** START **

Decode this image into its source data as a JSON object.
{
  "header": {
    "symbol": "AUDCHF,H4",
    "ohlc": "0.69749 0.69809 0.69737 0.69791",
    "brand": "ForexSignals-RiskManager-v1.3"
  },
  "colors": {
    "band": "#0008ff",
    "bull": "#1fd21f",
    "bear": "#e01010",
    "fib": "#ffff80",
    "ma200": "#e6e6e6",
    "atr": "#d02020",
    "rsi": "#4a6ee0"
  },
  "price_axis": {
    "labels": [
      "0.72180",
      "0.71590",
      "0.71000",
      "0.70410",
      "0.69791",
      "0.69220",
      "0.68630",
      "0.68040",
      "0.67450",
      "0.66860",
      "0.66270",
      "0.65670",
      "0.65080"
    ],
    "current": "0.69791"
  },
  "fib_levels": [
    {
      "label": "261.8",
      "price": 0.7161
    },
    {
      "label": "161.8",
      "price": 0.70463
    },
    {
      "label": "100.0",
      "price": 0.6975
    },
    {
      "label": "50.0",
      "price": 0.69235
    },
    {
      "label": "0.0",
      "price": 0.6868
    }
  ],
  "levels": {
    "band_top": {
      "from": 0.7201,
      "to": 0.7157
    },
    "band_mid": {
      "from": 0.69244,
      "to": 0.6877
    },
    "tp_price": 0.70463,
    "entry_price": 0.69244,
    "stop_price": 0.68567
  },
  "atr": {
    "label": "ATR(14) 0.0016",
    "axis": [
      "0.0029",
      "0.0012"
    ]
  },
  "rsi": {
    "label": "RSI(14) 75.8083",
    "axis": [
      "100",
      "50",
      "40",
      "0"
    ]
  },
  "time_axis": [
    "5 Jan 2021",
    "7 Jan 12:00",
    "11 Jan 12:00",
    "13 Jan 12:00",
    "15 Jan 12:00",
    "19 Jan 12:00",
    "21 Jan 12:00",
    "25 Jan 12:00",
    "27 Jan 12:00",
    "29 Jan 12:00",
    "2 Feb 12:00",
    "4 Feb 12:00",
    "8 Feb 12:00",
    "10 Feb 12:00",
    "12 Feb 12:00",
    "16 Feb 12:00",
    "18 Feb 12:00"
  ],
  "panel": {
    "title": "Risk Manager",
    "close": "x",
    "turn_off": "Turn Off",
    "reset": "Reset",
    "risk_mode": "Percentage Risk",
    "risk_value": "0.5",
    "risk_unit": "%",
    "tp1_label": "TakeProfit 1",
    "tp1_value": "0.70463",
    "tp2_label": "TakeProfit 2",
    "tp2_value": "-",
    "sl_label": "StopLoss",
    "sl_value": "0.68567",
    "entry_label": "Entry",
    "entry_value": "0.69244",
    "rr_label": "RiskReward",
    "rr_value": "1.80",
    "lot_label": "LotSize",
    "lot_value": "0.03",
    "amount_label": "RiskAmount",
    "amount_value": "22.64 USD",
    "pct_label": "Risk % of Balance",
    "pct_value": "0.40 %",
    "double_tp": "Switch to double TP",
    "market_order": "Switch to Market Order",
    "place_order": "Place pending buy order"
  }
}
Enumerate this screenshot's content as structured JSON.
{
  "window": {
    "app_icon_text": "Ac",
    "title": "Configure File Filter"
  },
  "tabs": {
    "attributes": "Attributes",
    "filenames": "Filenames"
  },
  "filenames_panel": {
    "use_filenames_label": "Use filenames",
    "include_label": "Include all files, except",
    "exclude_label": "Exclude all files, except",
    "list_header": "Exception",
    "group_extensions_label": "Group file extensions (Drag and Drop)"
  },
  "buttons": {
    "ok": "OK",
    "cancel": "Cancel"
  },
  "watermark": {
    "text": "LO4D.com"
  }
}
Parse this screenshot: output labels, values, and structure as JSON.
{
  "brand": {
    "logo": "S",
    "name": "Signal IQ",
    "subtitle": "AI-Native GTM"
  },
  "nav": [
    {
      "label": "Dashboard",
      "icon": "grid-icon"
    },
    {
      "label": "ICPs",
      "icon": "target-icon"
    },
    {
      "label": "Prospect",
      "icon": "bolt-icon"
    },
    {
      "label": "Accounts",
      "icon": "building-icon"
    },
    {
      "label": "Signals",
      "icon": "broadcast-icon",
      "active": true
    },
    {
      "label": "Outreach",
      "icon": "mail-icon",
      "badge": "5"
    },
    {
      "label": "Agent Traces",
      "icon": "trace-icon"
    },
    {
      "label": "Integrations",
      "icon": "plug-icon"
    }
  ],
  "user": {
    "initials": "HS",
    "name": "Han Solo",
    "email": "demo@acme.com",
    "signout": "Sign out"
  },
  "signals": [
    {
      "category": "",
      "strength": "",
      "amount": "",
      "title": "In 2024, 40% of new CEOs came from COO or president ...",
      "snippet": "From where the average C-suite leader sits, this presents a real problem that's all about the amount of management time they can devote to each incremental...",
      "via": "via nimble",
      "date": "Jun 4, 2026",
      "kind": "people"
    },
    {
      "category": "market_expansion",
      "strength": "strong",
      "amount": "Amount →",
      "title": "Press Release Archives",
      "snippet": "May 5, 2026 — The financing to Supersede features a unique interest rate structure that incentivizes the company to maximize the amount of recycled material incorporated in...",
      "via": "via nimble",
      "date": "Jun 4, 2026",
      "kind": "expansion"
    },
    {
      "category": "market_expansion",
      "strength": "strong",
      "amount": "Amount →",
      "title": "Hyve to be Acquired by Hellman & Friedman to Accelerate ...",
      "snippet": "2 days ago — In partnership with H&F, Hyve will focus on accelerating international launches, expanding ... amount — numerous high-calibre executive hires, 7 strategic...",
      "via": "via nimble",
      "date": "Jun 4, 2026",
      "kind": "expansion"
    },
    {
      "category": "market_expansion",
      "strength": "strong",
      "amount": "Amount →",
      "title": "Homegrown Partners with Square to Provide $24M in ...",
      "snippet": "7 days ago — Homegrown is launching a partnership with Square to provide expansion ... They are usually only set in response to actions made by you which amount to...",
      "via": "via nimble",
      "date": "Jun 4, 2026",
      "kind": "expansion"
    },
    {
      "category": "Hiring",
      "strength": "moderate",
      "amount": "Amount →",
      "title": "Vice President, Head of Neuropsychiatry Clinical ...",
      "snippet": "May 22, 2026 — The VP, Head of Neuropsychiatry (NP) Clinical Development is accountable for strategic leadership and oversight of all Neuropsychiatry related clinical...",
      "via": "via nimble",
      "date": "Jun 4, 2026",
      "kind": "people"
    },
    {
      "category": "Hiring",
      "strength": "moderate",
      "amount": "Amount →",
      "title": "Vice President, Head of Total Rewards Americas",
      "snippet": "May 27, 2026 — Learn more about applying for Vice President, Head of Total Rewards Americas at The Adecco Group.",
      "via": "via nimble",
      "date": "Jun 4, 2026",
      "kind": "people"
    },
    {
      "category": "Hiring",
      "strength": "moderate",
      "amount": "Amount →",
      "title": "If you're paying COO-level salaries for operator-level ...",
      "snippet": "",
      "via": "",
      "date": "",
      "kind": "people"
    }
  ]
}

** END **

SHORT EXERCISE: State only the count of lines above that hold the string "Group".

REPLY: 2